__STATED PROBLEM__:
Pick out each line of the records that includes the string "title", and copy it.

**** DATA ROWS

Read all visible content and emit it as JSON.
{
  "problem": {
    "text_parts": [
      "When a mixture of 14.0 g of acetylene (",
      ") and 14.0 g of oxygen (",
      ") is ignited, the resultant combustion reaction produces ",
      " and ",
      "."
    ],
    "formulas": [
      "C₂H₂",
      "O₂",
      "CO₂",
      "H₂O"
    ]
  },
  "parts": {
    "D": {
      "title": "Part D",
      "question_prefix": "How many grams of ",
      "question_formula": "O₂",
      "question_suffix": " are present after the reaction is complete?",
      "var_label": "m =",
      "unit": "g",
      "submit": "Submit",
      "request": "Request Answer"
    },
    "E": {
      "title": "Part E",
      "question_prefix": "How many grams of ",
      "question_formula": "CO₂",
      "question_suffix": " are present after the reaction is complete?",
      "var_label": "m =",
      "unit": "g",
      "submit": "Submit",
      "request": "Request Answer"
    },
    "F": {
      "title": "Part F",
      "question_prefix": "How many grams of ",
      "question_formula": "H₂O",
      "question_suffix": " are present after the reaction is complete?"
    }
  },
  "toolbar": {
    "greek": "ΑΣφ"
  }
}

********

__THE ANSWER__:
      "title": "Part D",
      "title": "Part E",
      "title": "Part F",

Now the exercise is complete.